Records excerpted from a collection:
* start *

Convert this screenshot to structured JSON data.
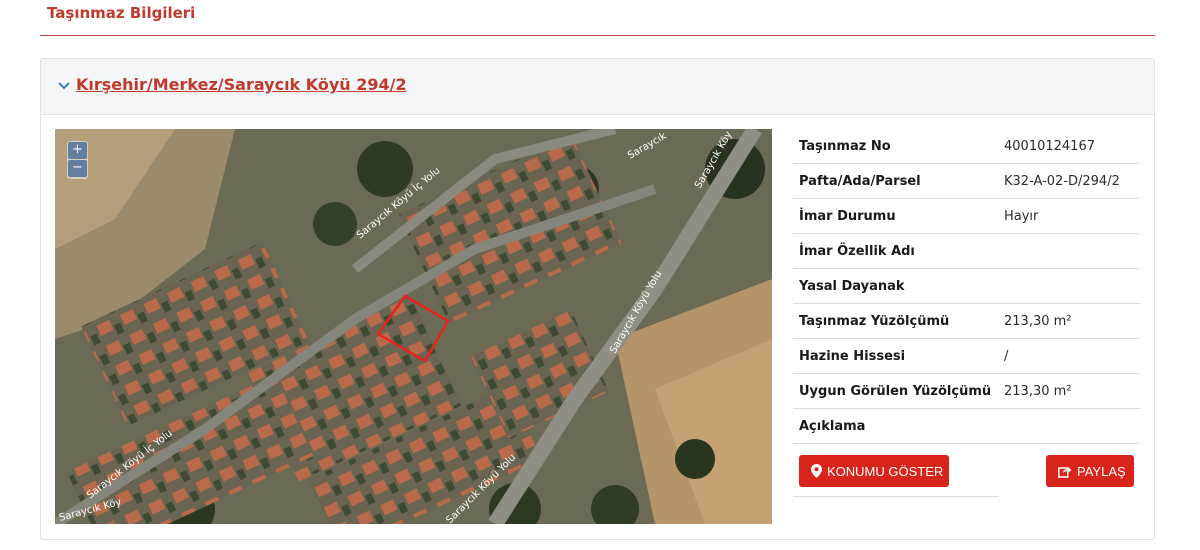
{
  "section_title": "Taşınmaz Bilgileri",
  "panel": {
    "title": "Kırşehir/Merkez/Saraycık Köyü 294/2",
    "toggle_icon": "chevron-down-icon"
  },
  "map": {
    "zoom_in": "+",
    "zoom_out": "−",
    "road_labels": [
      "Saraycık Köyü İç Yolu",
      "Saraycık Köyü Yolu",
      "Saraycık",
      "Saraycık Köy",
      "Saraycık Köyü İç Yolu",
      "Saraycık Köyü Yolu",
      "Saraycık Köy"
    ],
    "parcel_outline_color": "#e8221c"
  },
  "info": {
    "rows": [
      {
        "label": "Taşınmaz No",
        "value": "40010124167"
      },
      {
        "label": "Pafta/Ada/Parsel",
        "value": "K32-A-02-D/294/2"
      },
      {
        "label": "İmar Durumu",
        "value": "Hayır"
      },
      {
        "label": "İmar Özellik Adı",
        "value": ""
      },
      {
        "label": "Yasal Dayanak",
        "value": ""
      },
      {
        "label": "Taşınmaz Yüzölçümü",
        "value": "213,30 m²"
      },
      {
        "label": "Hazine Hissesi",
        "value": "/"
      },
      {
        "label": "Uygun Görülen Yüzölçümü",
        "value": "213,30 m²"
      },
      {
        "label": "Açıklama",
        "value": ""
      }
    ]
  },
  "buttons": {
    "show_location": "KONUMU GÖSTER",
    "share": "PAYLAŞ"
  },
  "colors": {
    "accent": "#c0392b",
    "button": "#d9241c"
  }
}
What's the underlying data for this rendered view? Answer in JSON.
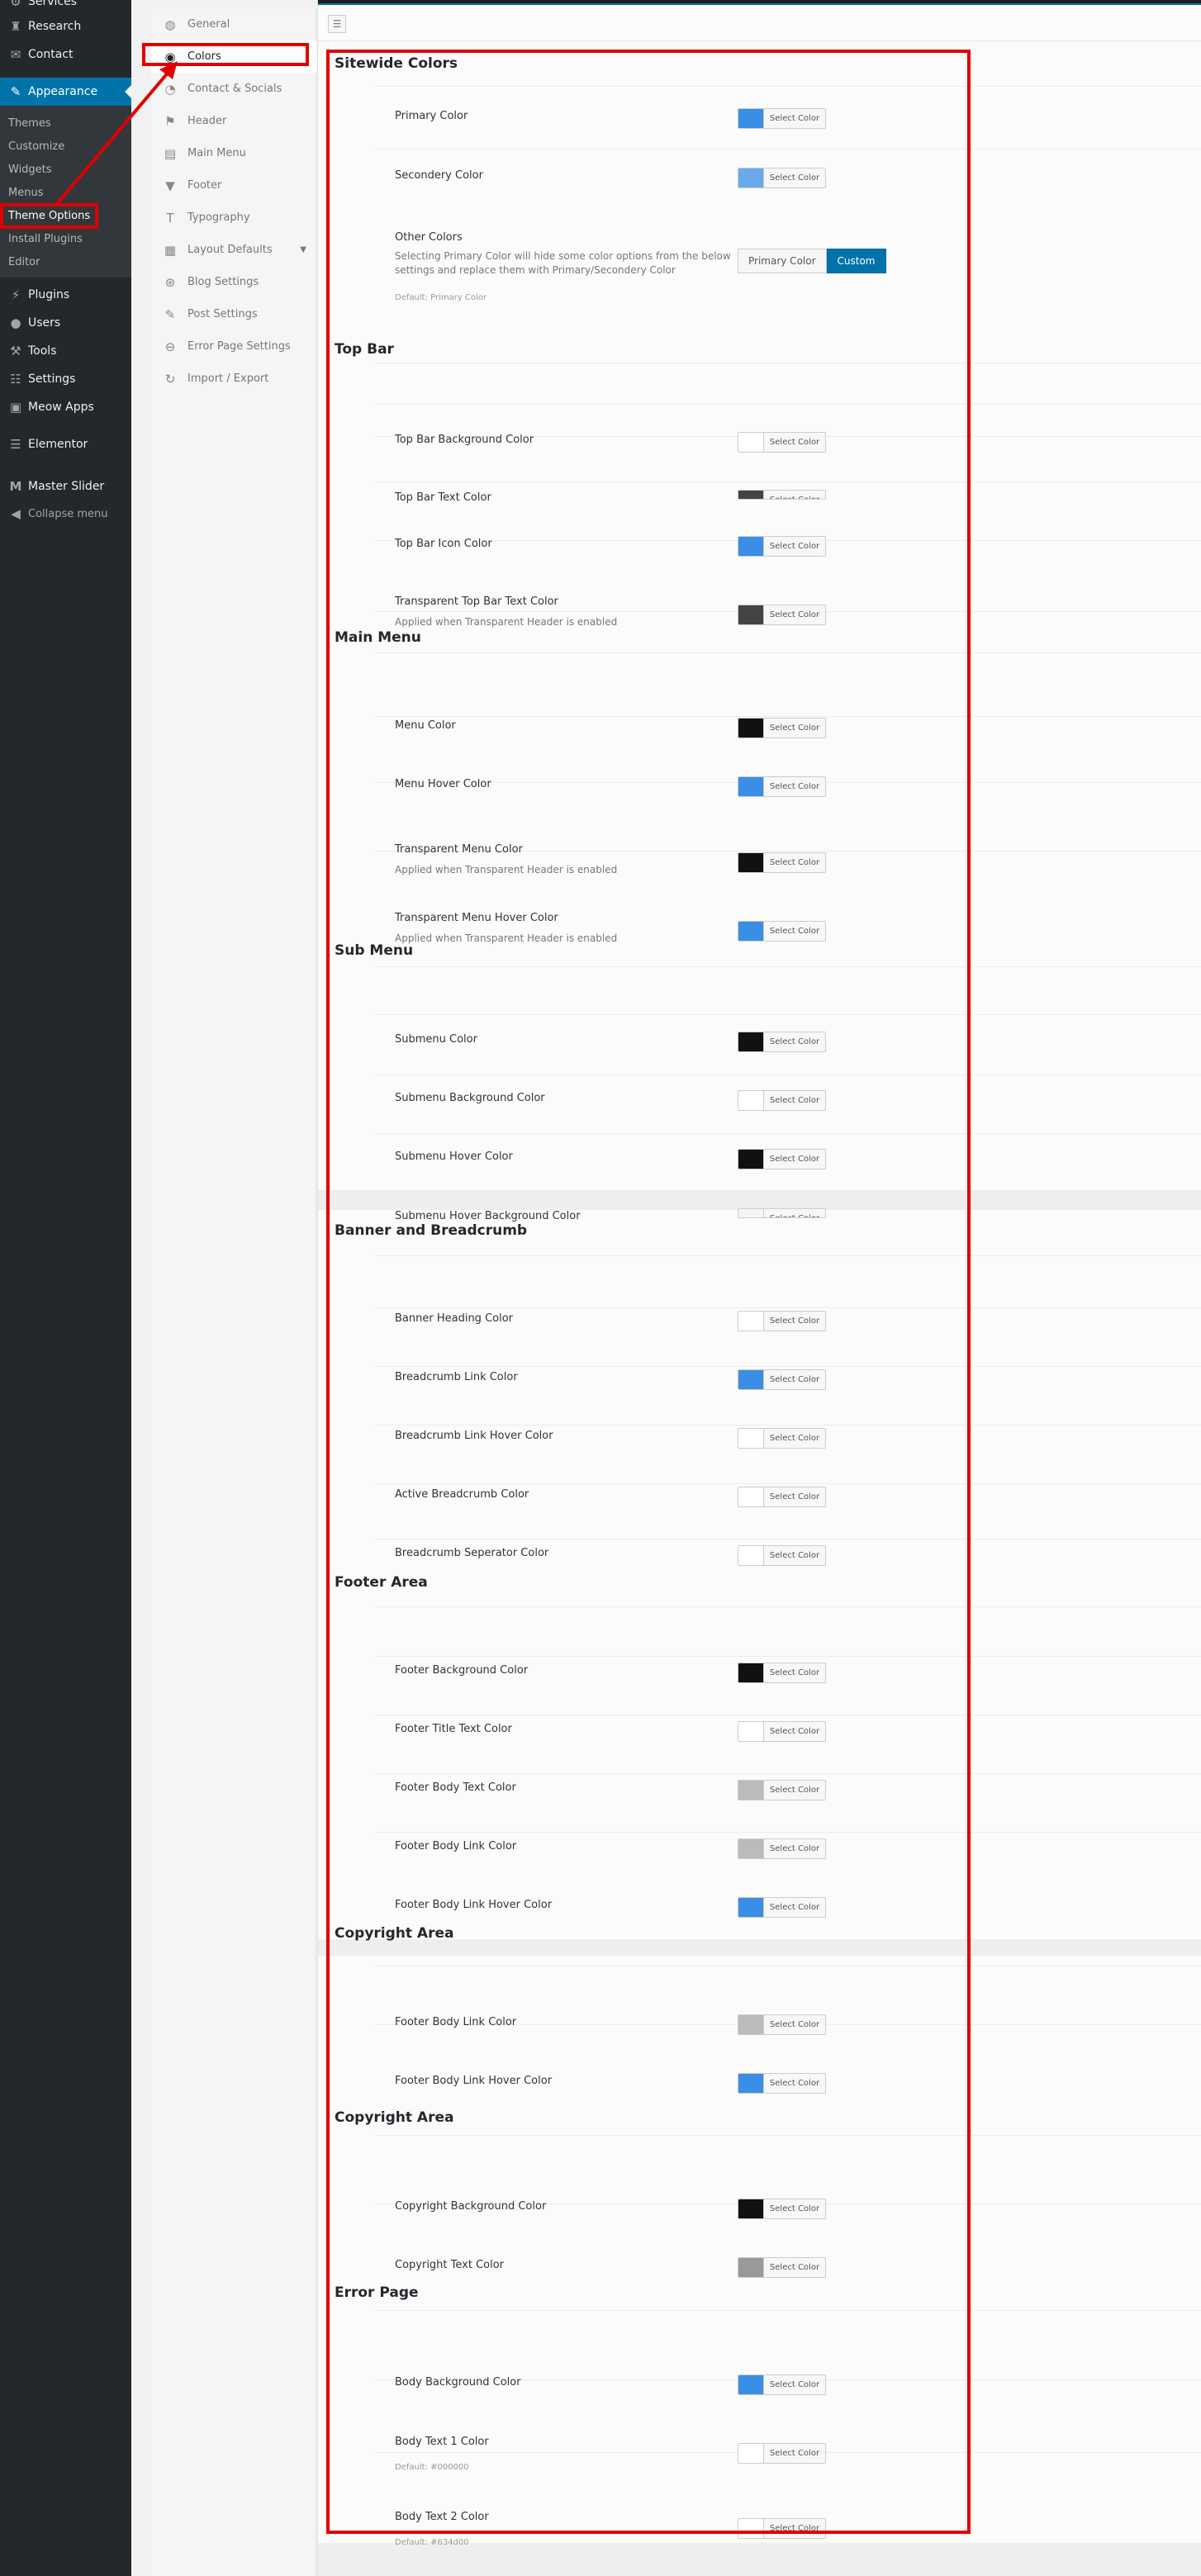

* end *

Goal: Copy the entries above faithfully and omit every image.

Answer to this problem:
Convert this screenshot to structured JSON data.
{
  "section_title": "Taşınmaz Bilgileri",
  "panel": {
    "title": "Kırşehir/Merkez/Saraycık Köyü 294/2",
    "toggle_icon": "chevron-down-icon"
  },
  "map": {
    "zoom_in": "+",
    "zoom_out": "−",
    "road_labels": [
      "Saraycık Köyü İç Yolu",
      "Saraycık Köyü Yolu",
      "Saraycık",
      "Saraycık Köy",
      "Saraycık Köyü İç Yolu",
      "Saraycık Köyü Yolu",
      "Saraycık Köy"
    ],
    "parcel_outline_color": "#e8221c"
  },
  "info": {
    "rows": [
      {
        "label": "Taşınmaz No",
        "value": "40010124167"
      },
      {
        "label": "Pafta/Ada/Parsel",
        "value": "K32-A-02-D/294/2"
      },
      {
        "label": "İmar Durumu",
        "value": "Hayır"
      },
      {
        "label": "İmar Özellik Adı",
        "value": ""
      },
      {
        "label": "Yasal Dayanak",
        "value": ""
      },
      {
        "label": "Taşınmaz Yüzölçümü",
        "value": "213,30 m²"
      },
      {
        "label": "Hazine Hissesi",
        "value": "/"
      },
      {
        "label": "Uygun Görülen Yüzölçümü",
        "value": "213,30 m²"
      },
      {
        "label": "Açıklama",
        "value": ""
      }
    ]
  },
  "buttons": {
    "show_location": "KONUMU GÖSTER",
    "share": "PAYLAŞ"
  },
  "colors": {
    "accent": "#c0392b",
    "button": "#d9241c"
  }
}
What's the underlying data for this rendered view? Answer in JSON.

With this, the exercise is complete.